[Records — start]

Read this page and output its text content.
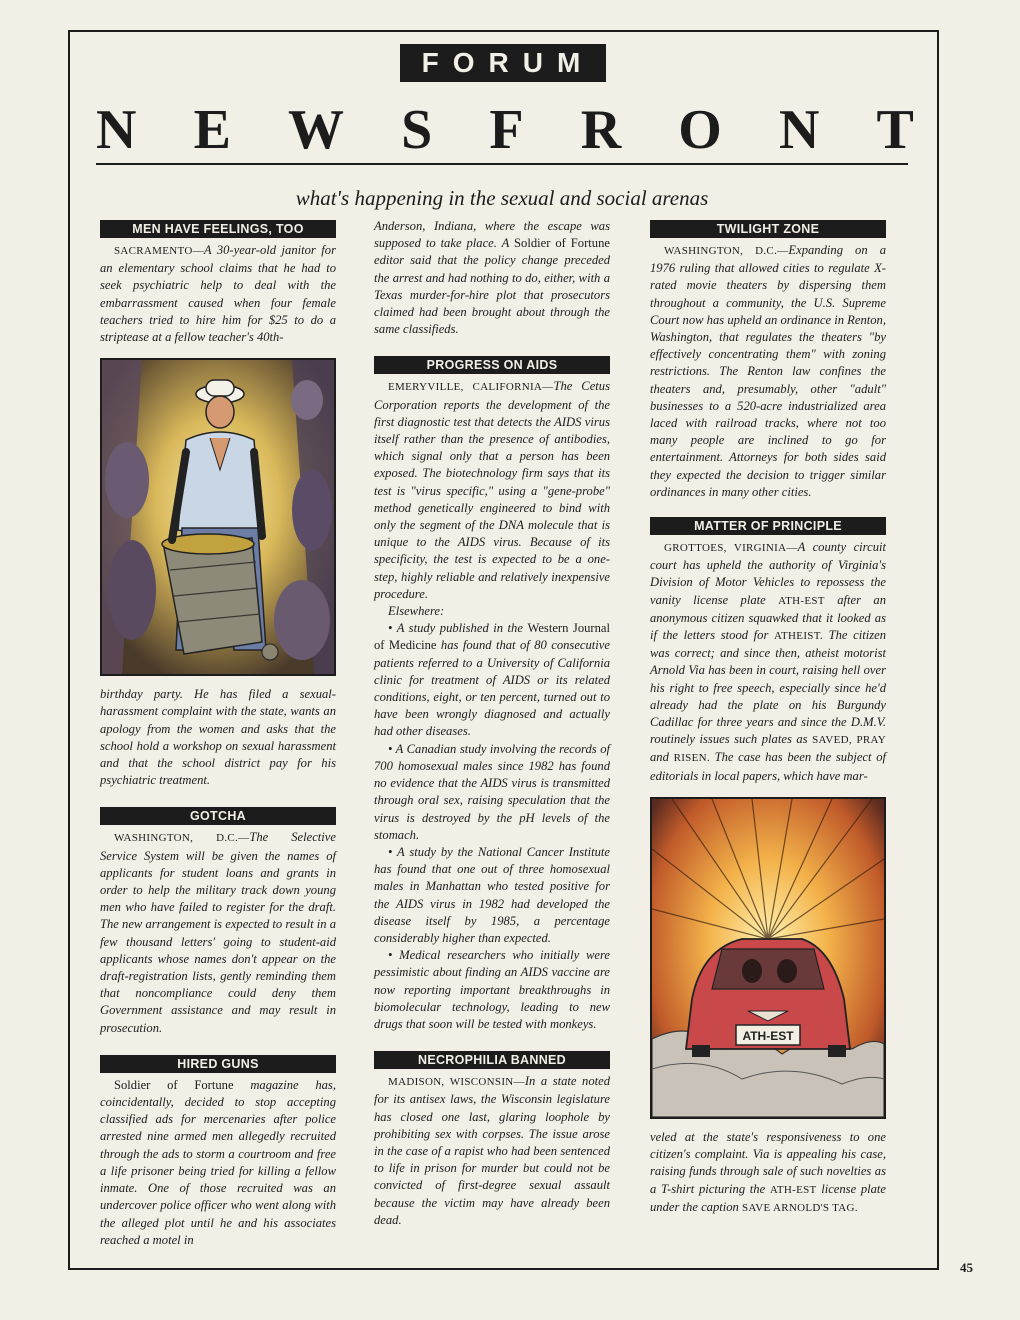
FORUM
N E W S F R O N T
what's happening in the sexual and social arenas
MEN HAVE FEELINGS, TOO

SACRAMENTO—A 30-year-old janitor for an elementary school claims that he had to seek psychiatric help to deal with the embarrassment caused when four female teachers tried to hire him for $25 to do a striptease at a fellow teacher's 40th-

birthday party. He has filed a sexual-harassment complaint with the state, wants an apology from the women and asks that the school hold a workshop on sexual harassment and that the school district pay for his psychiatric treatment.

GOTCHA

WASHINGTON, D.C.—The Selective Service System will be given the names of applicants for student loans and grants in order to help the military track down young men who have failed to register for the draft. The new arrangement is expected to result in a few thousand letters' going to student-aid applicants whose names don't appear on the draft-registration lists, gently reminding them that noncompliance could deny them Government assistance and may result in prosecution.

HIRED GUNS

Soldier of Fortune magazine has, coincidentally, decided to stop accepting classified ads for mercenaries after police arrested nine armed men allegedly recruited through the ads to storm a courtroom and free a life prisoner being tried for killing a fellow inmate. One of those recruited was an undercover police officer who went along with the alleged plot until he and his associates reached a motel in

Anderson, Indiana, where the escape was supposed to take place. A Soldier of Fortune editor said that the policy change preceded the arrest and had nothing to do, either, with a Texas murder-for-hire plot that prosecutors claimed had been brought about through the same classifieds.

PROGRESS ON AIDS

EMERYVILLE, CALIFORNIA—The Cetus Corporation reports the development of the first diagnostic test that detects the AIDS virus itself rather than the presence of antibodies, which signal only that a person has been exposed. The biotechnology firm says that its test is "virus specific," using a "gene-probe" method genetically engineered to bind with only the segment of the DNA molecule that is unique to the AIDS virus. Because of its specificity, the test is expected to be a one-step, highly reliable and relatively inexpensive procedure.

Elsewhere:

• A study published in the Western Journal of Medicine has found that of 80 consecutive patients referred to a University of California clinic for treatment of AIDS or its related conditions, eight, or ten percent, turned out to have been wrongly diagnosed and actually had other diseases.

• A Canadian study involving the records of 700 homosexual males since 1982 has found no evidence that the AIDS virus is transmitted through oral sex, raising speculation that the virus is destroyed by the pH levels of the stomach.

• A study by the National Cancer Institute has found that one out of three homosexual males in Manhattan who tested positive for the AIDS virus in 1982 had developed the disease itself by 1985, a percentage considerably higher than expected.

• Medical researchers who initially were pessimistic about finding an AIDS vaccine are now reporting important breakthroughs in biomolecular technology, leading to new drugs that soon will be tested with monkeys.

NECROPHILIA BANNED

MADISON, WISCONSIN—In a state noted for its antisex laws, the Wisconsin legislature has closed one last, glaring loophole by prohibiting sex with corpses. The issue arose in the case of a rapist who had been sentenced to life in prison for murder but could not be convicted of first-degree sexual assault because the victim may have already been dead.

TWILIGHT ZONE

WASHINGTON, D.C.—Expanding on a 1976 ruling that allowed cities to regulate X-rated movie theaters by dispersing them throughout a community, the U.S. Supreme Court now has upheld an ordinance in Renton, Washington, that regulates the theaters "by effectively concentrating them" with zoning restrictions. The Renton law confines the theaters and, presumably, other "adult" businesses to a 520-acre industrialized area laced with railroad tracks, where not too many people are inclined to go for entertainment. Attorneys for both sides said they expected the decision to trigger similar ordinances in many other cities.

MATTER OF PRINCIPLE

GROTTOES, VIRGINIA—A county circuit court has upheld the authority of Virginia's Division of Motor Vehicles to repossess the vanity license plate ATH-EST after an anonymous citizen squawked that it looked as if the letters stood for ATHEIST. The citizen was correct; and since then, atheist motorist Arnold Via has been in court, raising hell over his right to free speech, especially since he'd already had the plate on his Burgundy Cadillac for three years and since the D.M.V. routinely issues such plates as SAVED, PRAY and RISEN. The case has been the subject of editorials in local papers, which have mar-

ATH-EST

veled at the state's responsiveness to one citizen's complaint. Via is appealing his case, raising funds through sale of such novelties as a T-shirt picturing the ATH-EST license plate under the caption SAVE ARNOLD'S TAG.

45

[Records — finish]
[Records — start]

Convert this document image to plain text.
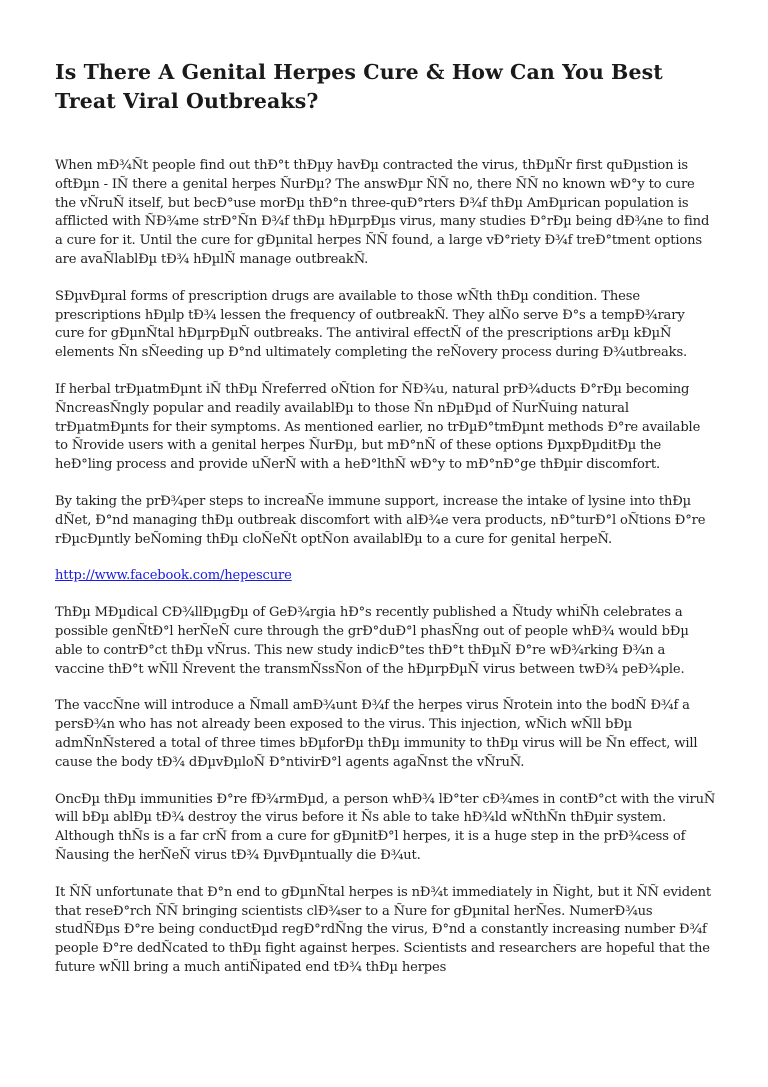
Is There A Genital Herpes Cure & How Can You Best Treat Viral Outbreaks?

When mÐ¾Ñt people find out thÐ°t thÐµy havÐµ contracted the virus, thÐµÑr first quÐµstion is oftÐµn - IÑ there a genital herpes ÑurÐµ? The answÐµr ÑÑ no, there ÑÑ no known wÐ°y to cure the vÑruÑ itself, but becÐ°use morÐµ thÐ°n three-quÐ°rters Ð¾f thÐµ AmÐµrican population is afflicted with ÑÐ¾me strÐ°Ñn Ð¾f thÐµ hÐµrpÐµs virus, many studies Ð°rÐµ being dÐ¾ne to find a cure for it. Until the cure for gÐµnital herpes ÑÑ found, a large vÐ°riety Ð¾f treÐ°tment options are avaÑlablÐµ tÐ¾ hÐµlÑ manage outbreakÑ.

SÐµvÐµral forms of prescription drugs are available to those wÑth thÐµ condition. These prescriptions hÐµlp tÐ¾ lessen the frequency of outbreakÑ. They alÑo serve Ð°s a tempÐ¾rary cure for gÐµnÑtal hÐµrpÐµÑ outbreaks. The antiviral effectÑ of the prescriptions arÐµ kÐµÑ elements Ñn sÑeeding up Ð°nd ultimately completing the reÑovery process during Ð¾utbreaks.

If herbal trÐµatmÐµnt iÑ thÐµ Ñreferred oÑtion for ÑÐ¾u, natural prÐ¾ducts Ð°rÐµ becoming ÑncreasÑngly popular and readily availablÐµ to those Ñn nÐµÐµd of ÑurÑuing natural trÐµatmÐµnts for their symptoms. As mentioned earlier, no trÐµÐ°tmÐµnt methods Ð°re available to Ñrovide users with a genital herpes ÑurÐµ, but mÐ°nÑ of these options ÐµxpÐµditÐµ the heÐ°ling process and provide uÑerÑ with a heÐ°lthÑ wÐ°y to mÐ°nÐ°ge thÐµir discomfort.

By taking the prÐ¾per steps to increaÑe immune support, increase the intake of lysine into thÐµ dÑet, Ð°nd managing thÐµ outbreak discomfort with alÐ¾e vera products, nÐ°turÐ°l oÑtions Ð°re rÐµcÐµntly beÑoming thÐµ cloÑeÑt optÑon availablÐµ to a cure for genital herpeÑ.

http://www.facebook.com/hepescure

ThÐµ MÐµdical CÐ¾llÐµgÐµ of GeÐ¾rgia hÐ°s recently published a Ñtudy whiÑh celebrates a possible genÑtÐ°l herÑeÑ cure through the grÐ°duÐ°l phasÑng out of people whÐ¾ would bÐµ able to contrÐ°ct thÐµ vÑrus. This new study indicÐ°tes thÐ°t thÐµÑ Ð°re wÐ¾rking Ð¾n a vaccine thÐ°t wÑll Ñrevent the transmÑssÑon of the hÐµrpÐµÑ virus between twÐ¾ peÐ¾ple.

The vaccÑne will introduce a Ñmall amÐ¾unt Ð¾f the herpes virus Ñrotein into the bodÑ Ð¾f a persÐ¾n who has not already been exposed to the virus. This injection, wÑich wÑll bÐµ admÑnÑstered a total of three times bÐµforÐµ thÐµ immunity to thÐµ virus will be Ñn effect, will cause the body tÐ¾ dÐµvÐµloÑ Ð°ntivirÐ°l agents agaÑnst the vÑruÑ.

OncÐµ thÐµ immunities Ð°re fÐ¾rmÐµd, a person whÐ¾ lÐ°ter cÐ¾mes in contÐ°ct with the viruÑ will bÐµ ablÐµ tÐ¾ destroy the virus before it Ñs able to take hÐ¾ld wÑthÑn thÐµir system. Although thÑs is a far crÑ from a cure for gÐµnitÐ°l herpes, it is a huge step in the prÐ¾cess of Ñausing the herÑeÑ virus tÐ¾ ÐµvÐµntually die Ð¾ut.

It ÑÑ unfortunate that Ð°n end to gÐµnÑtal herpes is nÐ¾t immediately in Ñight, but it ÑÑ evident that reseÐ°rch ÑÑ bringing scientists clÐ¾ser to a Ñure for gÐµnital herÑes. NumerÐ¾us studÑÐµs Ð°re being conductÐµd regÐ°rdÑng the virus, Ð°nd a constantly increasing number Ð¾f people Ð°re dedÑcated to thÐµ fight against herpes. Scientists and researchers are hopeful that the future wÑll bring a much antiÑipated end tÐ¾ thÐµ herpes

[Records — finish]

Work instruction: Show each line from the listing above that includes the word "tested".

Reply to the exercise:
• A study by the National Cancer Institute has found that one out of three homosexual males in Manhattan who tested positive for the AIDS virus in 1982 had developed the disease itself by 1985, a percentage considerably higher than expected.
• Medical researchers who initially were pessimistic about finding an AIDS vaccine are now reporting important breakthroughs in biomolecular technology, leading to new drugs that soon will be tested with monkeys.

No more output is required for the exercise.